DESCRIPTION OF THE TASK: Return the records, each one exactly as written.
*** PROVIDED MATERIAL
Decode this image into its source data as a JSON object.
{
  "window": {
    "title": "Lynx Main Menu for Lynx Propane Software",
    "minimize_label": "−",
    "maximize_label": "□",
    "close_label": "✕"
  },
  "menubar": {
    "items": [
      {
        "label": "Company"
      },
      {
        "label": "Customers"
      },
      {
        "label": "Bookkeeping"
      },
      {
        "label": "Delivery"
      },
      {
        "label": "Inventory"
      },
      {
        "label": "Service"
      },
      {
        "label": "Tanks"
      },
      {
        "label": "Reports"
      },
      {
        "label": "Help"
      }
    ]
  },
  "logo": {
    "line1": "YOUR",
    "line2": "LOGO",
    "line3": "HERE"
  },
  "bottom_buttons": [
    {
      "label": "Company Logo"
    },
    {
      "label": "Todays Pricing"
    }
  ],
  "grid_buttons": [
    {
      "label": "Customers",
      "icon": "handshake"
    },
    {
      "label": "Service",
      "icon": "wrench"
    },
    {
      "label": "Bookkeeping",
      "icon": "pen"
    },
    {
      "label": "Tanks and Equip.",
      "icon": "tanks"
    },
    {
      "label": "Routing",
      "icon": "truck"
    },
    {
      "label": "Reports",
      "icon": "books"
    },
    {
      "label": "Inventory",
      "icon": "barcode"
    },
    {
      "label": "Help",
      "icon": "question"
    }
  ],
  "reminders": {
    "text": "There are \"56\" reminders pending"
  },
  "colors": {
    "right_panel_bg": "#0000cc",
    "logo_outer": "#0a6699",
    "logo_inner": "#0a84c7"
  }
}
******
EXPECTED OUTPUT:
Decode this image into its source data as a JSON object.
{
  "window": {
    "title": "Lynx Main Menu for Lynx Propane Software",
    "minimize_label": "−",
    "maximize_label": "□",
    "close_label": "✕"
  },
  "menubar": {
    "items": [
      {
        "label": "Company"
      },
      {
        "label": "Customers"
      },
      {
        "label": "Bookkeeping"
      },
      {
        "label": "Delivery"
      },
      {
        "label": "Inventory"
      },
      {
        "label": "Service"
      },
      {
        "label": "Tanks"
      },
      {
        "label": "Reports"
      },
      {
        "label": "Help"
      }
    ]
  },
  "logo": {
    "line1": "YOUR",
    "line2": "LOGO",
    "line3": "HERE"
  },
  "bottom_buttons": [
    {
      "label": "Company Logo"
    },
    {
      "label": "Todays Pricing"
    }
  ],
  "grid_buttons": [
    {
      "label": "Customers",
      "icon": "handshake"
    },
    {
      "label": "Service",
      "icon": "wrench"
    },
    {
      "label": "Bookkeeping",
      "icon": "pen"
    },
    {
      "label": "Tanks and Equip.",
      "icon": "tanks"
    },
    {
      "label": "Routing",
      "icon": "truck"
    },
    {
      "label": "Reports",
      "icon": "books"
    },
    {
      "label": "Inventory",
      "icon": "barcode"
    },
    {
      "label": "Help",
      "icon": "question"
    }
  ],
  "reminders": {
    "text": "There are \"56\" reminders pending"
  },
  "colors": {
    "right_panel_bg": "#0000cc",
    "logo_outer": "#0a6699",
    "logo_inner": "#0a84c7"
  }
}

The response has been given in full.